What to work on
Whenever a line contains the string "Cortex", copy it out of the entries.

The data
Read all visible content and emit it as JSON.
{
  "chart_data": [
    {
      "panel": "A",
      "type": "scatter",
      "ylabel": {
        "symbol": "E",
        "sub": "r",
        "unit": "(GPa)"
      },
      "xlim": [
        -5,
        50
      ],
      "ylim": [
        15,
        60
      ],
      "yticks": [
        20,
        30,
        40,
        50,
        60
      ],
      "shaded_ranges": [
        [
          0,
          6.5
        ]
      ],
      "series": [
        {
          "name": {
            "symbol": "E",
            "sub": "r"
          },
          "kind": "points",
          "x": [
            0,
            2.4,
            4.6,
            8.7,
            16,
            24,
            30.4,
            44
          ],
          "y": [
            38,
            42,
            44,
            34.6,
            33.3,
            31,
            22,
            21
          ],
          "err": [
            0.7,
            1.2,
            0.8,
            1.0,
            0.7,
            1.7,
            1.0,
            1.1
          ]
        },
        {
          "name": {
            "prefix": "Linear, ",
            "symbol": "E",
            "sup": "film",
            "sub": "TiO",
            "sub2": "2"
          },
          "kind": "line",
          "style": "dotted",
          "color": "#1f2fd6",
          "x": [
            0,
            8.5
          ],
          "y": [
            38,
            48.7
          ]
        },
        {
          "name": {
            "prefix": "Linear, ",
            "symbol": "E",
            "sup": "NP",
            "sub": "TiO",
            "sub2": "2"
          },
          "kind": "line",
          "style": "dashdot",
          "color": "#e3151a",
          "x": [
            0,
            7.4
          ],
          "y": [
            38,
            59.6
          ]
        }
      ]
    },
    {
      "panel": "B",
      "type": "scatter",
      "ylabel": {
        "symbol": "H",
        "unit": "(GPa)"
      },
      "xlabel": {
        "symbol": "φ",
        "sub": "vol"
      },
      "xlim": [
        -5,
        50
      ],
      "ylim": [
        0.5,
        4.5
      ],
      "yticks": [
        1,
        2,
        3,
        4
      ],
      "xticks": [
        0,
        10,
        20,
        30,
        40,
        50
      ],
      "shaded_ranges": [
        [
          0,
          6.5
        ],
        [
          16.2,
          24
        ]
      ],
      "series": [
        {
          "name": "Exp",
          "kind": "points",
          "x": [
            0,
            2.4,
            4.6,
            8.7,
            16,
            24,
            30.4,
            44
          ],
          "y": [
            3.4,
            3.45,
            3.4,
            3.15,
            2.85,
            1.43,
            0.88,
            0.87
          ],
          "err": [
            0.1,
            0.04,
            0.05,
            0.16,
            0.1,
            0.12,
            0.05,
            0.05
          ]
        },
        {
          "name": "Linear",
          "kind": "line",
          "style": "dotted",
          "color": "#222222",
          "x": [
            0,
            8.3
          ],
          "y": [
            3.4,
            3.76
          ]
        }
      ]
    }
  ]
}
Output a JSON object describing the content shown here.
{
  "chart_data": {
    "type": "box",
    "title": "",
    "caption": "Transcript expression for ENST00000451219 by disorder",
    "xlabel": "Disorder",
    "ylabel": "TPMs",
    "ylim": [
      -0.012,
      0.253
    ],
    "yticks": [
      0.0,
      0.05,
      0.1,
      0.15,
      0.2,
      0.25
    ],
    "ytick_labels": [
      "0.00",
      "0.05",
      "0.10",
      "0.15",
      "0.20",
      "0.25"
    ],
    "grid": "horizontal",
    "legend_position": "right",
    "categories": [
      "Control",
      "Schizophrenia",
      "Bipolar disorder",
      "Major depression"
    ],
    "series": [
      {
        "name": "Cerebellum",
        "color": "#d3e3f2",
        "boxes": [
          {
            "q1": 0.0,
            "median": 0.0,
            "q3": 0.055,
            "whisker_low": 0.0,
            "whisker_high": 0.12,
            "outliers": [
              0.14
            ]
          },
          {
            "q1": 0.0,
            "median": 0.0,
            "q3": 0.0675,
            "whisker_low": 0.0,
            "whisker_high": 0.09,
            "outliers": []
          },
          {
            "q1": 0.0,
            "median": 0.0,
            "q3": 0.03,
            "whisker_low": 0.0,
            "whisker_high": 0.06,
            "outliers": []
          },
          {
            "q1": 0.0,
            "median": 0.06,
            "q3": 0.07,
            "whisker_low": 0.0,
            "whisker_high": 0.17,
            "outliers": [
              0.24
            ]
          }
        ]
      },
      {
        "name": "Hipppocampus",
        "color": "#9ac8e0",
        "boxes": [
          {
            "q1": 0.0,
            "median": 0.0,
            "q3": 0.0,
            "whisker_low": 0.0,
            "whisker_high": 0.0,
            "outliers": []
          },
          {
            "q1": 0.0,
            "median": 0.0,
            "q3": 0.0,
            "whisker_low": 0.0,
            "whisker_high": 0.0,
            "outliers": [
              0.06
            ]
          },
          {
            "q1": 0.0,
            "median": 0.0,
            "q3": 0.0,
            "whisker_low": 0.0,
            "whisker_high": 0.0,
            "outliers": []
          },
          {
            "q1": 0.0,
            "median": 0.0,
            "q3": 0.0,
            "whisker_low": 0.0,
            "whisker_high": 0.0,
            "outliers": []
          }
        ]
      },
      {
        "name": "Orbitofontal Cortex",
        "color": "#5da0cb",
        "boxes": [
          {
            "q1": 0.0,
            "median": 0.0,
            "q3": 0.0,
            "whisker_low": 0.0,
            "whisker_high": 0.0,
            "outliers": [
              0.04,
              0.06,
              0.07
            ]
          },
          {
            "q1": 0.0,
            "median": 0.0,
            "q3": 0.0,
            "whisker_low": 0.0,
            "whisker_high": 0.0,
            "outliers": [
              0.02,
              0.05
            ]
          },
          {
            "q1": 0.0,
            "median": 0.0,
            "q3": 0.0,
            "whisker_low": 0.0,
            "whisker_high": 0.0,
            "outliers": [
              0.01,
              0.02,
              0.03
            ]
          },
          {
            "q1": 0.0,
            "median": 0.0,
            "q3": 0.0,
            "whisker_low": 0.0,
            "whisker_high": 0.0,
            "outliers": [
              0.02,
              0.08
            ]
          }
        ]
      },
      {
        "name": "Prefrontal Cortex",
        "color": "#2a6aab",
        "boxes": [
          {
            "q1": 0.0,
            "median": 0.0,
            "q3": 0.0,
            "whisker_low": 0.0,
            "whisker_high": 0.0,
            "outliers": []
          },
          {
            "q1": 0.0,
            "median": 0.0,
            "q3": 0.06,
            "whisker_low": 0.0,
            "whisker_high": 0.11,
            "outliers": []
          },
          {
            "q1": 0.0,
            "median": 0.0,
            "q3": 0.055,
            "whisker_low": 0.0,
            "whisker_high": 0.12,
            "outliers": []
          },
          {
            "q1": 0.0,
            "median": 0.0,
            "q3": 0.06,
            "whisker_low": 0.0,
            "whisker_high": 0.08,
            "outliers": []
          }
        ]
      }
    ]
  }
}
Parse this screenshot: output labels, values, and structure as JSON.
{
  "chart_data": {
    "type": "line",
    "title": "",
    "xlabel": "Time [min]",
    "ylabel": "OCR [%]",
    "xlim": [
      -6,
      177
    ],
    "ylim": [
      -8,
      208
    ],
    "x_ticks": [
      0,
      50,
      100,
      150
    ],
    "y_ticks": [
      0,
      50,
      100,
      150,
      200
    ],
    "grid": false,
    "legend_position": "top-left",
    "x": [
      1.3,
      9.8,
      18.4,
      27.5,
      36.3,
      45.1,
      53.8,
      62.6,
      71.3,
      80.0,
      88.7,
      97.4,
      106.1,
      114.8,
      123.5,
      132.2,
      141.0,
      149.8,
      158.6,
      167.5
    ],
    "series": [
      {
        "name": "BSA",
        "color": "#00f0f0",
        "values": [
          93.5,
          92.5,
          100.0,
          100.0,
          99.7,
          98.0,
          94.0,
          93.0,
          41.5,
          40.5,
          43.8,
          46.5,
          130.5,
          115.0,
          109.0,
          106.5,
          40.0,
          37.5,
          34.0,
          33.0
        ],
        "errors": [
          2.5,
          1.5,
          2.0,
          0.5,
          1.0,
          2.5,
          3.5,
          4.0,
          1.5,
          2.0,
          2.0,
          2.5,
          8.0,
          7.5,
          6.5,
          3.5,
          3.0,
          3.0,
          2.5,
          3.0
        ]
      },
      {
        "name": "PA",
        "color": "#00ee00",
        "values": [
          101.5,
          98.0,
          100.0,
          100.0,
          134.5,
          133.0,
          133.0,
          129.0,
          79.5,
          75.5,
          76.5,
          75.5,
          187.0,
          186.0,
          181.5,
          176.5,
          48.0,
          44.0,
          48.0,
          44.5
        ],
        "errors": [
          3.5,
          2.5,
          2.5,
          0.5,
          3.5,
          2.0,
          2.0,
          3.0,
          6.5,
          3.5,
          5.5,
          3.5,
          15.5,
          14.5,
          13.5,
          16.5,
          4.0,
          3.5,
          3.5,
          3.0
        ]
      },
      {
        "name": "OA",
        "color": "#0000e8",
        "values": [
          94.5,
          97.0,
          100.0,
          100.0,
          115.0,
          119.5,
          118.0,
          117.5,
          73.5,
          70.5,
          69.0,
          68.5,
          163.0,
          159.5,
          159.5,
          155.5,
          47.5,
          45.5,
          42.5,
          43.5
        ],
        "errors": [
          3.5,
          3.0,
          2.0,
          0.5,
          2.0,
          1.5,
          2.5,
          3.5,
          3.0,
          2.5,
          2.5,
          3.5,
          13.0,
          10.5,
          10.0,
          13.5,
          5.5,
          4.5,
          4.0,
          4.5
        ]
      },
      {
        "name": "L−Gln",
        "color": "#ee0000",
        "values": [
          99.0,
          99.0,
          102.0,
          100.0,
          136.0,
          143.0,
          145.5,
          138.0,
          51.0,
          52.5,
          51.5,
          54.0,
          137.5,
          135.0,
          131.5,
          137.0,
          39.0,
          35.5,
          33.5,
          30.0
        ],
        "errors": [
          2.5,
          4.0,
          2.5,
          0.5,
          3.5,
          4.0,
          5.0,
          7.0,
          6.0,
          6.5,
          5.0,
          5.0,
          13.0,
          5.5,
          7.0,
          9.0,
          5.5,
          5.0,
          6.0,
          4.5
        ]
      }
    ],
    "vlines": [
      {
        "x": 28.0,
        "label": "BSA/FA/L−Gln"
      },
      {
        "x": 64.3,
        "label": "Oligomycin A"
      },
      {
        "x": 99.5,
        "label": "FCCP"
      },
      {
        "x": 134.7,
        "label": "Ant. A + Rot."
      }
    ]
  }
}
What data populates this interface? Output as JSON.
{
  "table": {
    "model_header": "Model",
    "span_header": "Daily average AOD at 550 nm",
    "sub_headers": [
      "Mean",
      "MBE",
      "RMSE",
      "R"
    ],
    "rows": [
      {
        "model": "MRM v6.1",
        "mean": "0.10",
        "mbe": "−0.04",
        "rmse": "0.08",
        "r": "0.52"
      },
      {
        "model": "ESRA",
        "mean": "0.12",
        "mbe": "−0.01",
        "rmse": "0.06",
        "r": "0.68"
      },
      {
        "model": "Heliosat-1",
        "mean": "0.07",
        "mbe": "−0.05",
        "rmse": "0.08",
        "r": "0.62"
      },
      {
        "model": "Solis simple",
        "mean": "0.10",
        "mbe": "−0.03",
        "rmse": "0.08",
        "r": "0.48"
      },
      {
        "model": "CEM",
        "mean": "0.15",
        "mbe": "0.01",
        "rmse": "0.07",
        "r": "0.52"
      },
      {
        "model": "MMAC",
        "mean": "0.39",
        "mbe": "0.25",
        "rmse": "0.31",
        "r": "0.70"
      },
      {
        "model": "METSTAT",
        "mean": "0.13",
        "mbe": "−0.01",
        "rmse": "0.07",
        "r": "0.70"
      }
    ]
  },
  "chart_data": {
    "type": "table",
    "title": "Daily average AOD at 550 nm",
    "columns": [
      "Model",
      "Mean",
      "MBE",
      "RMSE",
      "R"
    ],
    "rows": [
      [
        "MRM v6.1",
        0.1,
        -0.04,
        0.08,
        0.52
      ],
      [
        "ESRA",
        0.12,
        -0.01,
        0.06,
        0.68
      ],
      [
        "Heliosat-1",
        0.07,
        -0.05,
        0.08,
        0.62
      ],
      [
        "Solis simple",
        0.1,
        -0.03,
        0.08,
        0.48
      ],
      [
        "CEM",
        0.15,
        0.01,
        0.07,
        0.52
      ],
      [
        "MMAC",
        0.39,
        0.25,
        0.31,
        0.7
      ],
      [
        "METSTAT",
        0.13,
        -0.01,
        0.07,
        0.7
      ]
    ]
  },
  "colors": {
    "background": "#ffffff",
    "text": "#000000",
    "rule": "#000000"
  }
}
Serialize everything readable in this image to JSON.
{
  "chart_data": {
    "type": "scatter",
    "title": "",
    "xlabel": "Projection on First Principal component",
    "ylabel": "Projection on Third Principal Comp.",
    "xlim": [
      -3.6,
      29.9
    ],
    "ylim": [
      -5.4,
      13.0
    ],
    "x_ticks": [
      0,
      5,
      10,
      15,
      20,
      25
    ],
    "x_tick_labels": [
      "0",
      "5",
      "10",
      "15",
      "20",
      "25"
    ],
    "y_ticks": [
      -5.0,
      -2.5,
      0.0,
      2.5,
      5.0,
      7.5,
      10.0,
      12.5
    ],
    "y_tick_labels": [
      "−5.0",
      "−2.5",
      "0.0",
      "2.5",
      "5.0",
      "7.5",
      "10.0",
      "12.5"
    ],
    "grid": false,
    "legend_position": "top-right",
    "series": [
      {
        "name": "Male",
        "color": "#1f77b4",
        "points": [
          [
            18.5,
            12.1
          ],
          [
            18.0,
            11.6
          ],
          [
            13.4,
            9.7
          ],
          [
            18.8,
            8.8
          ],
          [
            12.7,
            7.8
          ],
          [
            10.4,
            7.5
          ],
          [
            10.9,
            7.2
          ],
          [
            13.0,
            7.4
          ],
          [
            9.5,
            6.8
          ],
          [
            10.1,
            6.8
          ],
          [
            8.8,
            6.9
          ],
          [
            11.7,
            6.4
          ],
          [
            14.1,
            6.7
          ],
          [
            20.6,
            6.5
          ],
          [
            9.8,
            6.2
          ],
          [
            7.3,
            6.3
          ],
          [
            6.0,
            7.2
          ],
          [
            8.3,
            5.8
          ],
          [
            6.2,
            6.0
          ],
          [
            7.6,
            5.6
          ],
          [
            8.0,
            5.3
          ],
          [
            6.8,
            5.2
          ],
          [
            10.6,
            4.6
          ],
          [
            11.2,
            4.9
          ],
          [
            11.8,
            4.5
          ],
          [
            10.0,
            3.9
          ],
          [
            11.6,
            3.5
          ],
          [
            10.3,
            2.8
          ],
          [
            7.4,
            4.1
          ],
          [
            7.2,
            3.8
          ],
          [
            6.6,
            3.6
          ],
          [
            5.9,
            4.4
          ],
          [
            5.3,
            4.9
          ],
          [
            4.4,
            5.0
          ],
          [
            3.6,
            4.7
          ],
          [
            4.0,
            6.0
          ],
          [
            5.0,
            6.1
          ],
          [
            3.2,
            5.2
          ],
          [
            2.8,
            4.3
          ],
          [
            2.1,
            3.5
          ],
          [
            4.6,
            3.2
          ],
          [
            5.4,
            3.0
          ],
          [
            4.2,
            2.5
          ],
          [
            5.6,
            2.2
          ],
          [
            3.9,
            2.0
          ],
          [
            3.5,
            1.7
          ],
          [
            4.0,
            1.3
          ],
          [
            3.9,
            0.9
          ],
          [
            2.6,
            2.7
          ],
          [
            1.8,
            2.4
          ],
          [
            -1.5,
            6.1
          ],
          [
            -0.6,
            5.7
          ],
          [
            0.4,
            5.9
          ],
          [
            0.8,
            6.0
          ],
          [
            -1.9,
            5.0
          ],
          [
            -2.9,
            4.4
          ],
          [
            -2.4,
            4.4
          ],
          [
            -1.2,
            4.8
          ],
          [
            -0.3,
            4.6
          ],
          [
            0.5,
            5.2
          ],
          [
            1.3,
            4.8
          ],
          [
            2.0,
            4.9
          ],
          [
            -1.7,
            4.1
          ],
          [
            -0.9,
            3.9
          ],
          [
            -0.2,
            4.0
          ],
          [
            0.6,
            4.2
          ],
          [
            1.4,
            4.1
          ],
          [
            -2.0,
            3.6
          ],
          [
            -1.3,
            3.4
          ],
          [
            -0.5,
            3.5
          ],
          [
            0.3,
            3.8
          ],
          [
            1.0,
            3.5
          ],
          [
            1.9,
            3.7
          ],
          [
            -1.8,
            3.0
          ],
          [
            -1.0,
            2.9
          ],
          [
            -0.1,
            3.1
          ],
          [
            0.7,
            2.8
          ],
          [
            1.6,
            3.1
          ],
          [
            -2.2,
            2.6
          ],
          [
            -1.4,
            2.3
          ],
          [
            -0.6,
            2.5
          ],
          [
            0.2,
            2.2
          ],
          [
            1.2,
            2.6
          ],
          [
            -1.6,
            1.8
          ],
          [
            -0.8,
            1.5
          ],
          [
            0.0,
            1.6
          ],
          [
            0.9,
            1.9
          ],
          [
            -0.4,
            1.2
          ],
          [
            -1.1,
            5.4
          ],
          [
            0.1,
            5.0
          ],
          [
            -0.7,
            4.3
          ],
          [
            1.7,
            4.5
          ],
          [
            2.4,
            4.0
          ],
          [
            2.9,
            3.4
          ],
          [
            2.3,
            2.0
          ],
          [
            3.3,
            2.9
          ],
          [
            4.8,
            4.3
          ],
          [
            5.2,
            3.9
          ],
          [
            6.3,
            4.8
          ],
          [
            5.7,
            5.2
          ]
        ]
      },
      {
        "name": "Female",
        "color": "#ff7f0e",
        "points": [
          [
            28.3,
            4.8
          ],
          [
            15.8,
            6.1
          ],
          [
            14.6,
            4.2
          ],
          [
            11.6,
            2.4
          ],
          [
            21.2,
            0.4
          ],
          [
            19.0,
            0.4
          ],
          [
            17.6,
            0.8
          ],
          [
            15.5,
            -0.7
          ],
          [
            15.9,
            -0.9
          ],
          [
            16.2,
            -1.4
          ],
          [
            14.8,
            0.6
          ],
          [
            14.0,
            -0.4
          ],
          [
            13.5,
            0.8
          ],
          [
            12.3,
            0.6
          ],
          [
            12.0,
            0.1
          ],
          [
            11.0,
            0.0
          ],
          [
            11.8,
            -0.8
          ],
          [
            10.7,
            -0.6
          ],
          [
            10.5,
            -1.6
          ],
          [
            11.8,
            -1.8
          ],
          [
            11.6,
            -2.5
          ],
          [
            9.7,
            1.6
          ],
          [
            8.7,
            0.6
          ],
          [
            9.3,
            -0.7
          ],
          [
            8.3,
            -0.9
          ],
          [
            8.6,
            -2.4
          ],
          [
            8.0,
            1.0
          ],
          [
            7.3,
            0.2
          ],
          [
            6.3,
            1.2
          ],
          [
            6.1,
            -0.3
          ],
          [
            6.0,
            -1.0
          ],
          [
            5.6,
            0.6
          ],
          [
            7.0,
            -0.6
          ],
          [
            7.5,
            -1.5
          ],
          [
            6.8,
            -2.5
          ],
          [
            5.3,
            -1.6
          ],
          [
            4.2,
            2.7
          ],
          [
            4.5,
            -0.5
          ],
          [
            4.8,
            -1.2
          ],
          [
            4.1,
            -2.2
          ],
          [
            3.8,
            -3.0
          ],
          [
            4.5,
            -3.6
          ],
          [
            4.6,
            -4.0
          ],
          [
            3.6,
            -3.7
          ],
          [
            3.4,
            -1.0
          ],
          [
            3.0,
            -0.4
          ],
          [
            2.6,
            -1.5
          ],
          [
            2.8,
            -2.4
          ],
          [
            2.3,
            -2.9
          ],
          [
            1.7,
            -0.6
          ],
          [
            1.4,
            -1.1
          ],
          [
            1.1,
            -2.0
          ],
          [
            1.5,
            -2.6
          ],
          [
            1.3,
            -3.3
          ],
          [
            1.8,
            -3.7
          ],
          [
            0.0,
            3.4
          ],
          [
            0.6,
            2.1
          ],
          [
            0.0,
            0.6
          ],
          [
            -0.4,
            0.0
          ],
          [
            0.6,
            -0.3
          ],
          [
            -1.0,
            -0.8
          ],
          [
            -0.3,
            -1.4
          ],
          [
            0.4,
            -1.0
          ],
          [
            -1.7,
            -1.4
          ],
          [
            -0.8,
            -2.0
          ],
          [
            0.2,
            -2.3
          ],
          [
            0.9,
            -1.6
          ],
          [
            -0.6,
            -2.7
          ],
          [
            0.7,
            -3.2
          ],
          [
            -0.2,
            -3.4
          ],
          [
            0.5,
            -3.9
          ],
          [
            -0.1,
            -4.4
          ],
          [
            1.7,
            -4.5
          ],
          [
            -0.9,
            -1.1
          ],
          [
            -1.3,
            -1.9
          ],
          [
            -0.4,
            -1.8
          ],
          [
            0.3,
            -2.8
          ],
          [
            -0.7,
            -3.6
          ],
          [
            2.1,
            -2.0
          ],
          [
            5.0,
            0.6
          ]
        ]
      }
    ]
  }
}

Response to the task
        "name": "Orbitofontal Cortex",
        "name": "Prefrontal Cortex",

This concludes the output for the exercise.